Written request A = According to San Diego Gas & Electric in the report on the San Diego power outage, how many of its customers were without power?
Written request B = In the San Diego power outage report, rewrite the passage from "The San Diego" up to and including "following the story.", swapping "Orange County" for "Los Angeles County".
Written request C = Continue the report on the San Diego power outage from its last sentence.

Source text =

The Union-Tribune adds that:

"The power failure led to school and business closures, suspended water service in some areas, flight cancellations, blacked-out traffic lights, silent radio stations and trapped elevator passengers. Public schools throughout the county and several high-education institutions will be closed Friday."

Our original post — 'Massive' Power Outage In San Diego, Points East:

"A massive power outage struck Southern California at about 3:38 PM [local time], affecting millions of people in the region," our colleagues at KPBS report. "There are numerous reports of people stuck in elevators, the loss of traffic signals throughout the region and serious confusion."

San Diego Gas & Electric says "all 1.4 million of our customers are currently without power" and that "the outage seems to have originated in Arizona. This caused our line from AZ and from the north of our region to both trip off."

The San Diego Union-Tribune reports the outage "has spread across San Diego County and the West, from south of the Mexican border to Orange County and east to Arizona."

KPBS will be following the story.

Update at 9:40 p.m. ET. 2 Million Without Power:

It's now estimated that "more than 2 million customers "on both sides of the U.S.-Mexico border" are without power, The Associated Press says.

Data extract =
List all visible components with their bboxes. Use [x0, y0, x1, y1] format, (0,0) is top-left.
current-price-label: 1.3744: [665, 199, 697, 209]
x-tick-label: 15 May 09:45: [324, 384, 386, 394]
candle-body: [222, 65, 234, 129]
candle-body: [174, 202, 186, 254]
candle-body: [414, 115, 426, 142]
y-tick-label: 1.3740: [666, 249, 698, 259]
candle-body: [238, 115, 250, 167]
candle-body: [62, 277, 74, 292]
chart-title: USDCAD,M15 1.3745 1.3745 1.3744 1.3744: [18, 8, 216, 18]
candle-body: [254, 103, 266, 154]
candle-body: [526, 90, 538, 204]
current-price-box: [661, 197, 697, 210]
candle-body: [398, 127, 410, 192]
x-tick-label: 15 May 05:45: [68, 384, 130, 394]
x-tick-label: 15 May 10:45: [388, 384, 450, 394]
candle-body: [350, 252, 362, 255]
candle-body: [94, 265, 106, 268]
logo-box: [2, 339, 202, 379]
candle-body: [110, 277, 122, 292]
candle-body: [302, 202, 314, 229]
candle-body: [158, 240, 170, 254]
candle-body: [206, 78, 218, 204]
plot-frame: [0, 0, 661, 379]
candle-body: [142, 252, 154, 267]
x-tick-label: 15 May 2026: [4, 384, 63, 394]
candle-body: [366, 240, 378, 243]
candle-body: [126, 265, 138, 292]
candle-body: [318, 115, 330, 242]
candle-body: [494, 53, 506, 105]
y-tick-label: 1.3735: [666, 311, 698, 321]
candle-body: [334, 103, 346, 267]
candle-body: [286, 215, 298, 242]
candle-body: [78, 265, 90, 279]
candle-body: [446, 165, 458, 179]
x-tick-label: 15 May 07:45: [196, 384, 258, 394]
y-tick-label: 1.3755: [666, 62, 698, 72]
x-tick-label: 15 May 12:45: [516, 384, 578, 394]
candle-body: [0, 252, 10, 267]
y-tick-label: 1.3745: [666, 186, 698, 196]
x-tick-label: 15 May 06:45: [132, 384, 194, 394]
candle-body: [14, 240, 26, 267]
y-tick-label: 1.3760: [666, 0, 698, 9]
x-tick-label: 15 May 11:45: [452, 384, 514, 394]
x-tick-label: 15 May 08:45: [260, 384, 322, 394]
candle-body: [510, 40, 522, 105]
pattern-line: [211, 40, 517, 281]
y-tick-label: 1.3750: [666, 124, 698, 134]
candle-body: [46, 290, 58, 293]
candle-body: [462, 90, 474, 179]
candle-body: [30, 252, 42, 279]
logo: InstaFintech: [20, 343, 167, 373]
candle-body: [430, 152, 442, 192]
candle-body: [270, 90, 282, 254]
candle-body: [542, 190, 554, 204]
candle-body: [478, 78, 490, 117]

Exercise output A = All 1.4 million of its customers.

Exercise output B =
The San Diego Union-Tribune reports the outage "has spread across San Diego County and the West, from south of the Mexican border to Los Angeles County and east to Arizona."

KPBS will be following the story.

Exercise output C =
Update at 9:10 p.m. ET. On The Cause:

San Diego 6 News reports that Mike Niggli, president and chief operating officer for San Diego Gas & Electric, "confirms that the power outage was not the result of a terror attack."

And The San Diego Union-Tribune reports that Niggli:

"Said the massive, unprecedented outage was due to cascading events that began first when a transmission line in Arizona went out that then knocked the San Onofre nuclear power plant offline.

" 'Essentially we have two connections to the rest of the world — one to the north and one to the east — and both of those connections were severed,' he said. 'We actually don't know what happened to the line. All we know is the line went out.' "

Update at 8:45 p.m. ET: The power company just advised customers that "if you have a personal family emergency plan, please activate it now."

KPBS says "some customers may be out for days" and that "officials do not know the cause at this time, but do not believe it is related to terrorism."